### STATED TASK
Only a number is wanted: how many lines in the listing contain the word "https"?

==== EXERCISE MATERIALS ====

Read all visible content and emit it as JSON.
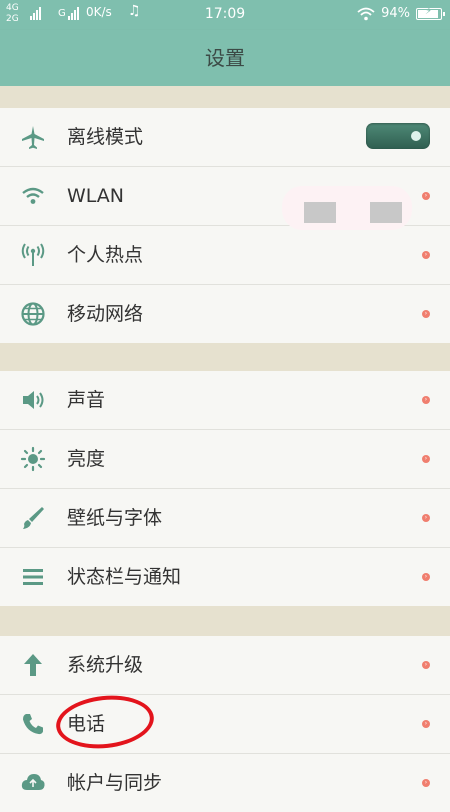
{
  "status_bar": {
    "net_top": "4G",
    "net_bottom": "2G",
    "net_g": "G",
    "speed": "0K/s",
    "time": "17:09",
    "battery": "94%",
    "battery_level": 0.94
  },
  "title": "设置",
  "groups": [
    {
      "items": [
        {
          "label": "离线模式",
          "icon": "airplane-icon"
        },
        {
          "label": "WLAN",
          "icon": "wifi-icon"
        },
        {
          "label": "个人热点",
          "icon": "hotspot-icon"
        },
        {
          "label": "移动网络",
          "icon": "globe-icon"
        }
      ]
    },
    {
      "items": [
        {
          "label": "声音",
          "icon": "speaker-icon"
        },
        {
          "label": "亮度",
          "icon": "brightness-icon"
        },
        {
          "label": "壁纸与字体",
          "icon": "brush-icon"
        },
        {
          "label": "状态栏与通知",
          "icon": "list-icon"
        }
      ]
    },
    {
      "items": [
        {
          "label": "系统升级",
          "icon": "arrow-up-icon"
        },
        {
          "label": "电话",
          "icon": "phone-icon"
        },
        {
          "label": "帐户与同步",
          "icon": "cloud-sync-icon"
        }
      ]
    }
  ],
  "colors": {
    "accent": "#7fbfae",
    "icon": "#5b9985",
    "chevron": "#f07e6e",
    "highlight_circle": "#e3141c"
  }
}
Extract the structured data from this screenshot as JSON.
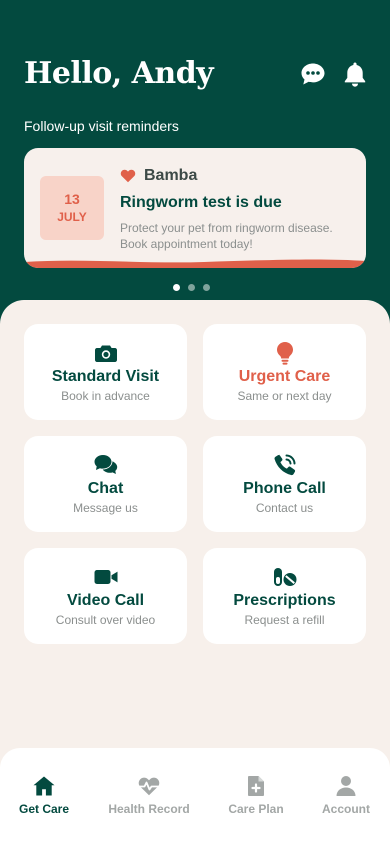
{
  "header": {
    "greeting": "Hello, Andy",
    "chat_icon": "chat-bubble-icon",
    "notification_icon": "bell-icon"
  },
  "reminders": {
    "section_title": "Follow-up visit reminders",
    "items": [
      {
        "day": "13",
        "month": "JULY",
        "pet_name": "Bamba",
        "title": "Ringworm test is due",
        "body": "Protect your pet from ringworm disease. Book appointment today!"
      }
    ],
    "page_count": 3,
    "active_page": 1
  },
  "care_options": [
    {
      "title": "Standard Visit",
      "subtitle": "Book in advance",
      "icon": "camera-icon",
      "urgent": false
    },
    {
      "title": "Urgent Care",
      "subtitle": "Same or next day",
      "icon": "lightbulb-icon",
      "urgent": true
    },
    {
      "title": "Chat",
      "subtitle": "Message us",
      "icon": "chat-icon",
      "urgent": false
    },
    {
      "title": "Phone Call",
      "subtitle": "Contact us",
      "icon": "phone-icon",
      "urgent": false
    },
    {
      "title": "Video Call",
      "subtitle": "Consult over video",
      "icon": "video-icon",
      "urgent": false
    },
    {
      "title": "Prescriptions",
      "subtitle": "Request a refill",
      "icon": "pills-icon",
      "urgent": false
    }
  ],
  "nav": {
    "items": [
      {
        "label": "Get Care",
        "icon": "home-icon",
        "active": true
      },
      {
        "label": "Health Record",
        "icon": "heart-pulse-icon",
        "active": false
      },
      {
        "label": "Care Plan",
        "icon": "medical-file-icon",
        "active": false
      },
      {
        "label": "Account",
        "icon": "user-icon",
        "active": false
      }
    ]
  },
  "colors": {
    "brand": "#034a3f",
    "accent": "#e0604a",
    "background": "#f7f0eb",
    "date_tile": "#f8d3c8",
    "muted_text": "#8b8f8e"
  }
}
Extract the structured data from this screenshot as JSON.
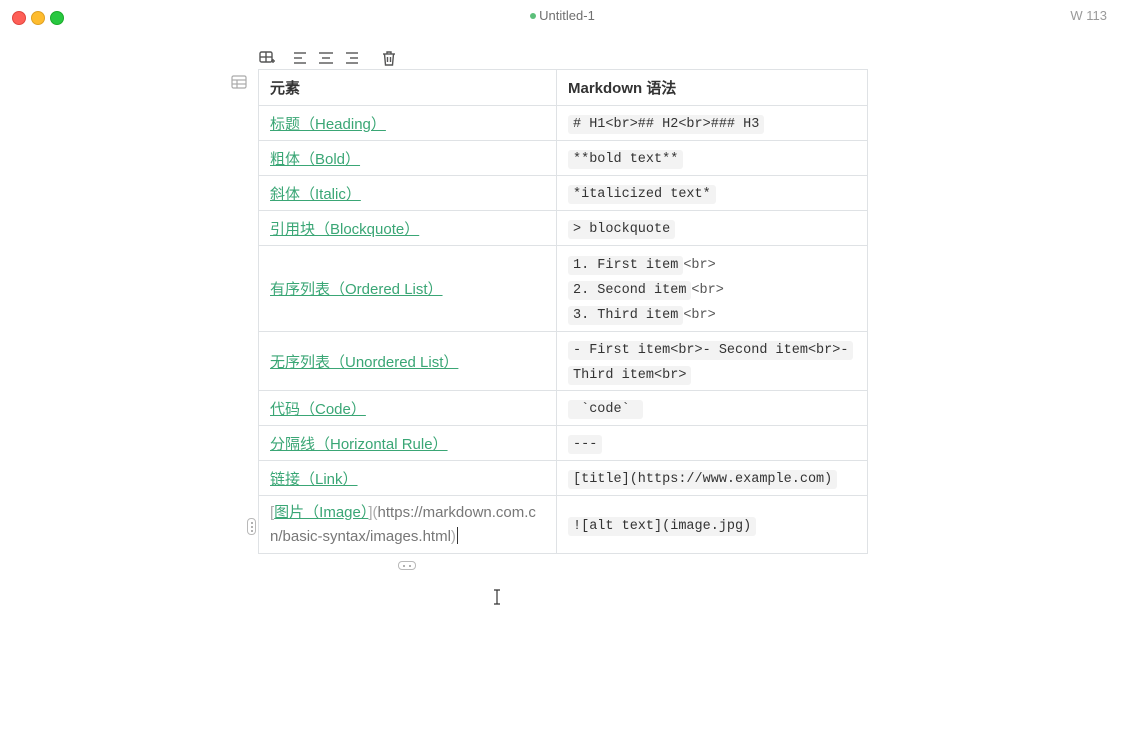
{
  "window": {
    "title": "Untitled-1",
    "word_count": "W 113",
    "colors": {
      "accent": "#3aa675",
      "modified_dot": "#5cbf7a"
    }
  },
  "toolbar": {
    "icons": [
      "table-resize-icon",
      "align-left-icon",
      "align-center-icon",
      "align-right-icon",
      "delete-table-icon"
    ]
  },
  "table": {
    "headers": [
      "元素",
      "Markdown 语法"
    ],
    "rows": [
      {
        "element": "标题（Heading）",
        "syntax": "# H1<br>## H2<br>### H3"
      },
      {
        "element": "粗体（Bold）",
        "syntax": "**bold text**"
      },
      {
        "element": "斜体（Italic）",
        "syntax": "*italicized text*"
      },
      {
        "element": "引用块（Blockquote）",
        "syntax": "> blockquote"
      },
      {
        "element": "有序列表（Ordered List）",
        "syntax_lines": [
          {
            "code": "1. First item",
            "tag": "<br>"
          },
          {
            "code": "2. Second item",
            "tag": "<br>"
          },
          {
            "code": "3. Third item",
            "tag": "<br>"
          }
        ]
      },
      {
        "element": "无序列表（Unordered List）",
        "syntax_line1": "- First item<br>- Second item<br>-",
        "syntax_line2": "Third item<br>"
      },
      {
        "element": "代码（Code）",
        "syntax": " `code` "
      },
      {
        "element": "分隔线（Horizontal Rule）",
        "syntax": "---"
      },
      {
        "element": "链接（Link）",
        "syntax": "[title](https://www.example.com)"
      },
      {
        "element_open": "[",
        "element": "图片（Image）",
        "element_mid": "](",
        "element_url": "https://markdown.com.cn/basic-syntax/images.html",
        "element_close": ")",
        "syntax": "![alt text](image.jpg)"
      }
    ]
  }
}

====
==== EXERCISE MATERIALS ====

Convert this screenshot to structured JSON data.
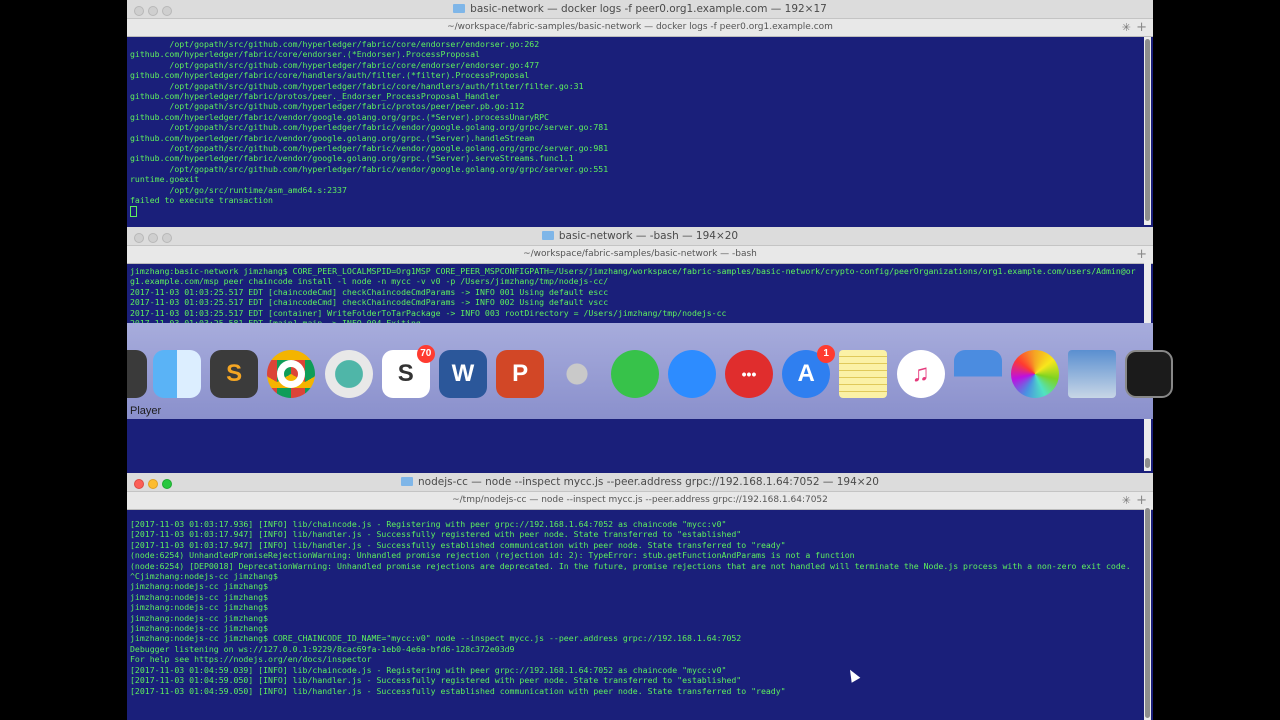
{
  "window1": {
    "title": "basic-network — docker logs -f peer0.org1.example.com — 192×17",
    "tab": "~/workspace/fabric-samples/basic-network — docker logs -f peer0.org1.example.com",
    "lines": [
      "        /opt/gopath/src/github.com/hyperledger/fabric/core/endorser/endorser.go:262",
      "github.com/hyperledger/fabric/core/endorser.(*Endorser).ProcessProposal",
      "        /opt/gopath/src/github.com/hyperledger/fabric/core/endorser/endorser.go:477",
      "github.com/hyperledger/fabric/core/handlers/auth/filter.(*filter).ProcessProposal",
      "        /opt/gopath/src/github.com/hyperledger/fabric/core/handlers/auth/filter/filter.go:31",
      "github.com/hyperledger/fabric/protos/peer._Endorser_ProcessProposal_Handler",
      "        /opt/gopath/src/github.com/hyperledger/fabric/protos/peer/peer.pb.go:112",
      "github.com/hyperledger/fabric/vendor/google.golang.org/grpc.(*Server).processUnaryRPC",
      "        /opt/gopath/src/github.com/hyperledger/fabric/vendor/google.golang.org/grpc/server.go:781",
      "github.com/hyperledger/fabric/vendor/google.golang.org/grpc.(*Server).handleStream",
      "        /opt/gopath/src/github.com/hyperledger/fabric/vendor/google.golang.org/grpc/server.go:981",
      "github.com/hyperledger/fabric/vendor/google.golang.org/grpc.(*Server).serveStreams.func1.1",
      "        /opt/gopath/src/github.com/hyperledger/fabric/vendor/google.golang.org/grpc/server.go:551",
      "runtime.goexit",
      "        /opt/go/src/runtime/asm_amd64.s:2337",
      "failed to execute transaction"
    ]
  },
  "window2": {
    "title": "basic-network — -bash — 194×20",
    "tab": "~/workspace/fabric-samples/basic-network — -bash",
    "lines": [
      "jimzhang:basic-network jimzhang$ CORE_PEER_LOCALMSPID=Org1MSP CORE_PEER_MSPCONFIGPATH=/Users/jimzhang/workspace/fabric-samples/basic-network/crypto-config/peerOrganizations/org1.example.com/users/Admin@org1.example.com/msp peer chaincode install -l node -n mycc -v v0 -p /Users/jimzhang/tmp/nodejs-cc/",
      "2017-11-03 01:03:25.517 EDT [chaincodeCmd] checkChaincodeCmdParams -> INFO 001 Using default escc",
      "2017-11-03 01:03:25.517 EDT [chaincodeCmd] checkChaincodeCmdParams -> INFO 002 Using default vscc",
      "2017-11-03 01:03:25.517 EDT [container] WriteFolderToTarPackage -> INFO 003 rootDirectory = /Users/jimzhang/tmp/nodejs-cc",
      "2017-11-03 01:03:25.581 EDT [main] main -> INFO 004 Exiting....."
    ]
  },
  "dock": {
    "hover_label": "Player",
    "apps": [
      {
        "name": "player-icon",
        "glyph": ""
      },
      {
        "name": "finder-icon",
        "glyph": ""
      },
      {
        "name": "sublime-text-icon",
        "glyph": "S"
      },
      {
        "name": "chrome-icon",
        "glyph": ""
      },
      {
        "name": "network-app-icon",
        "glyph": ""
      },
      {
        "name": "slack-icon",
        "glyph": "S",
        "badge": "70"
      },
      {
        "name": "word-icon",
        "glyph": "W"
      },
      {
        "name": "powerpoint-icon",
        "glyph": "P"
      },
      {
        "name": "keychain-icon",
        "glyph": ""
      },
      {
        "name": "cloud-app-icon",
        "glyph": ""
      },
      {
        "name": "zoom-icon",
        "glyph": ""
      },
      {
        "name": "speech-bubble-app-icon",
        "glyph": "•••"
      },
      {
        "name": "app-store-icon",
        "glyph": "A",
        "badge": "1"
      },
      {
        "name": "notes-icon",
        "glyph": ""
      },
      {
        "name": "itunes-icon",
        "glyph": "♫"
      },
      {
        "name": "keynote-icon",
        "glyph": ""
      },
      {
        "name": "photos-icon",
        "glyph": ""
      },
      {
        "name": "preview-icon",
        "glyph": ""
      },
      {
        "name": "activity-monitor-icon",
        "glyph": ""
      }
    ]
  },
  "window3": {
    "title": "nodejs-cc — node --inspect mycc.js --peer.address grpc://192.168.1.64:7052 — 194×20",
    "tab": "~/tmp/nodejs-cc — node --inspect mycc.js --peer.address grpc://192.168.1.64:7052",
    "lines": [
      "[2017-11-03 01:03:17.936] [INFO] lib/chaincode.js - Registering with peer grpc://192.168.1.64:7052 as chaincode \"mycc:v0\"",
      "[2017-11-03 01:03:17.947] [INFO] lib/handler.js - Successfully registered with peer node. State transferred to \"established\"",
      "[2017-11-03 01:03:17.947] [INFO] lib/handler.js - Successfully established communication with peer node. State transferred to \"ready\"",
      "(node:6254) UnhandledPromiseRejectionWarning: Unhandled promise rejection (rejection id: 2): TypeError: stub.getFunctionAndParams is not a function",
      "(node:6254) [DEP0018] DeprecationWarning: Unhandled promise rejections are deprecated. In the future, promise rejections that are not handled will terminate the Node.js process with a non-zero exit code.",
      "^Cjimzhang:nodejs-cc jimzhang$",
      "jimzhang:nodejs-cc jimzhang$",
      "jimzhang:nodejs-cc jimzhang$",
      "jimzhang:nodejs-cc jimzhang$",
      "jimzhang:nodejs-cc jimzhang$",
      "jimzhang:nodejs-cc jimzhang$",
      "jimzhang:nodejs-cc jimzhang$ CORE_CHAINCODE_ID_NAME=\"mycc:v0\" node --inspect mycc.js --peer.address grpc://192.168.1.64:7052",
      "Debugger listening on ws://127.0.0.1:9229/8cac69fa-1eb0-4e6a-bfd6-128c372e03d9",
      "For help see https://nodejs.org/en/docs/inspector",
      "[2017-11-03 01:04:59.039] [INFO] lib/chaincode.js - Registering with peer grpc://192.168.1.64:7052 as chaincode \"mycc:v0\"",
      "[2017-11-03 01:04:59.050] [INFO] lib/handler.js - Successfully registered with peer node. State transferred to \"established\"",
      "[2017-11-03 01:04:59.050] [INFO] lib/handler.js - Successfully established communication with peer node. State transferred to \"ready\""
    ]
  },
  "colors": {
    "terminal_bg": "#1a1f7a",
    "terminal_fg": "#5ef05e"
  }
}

====

### TASK ANSWER
3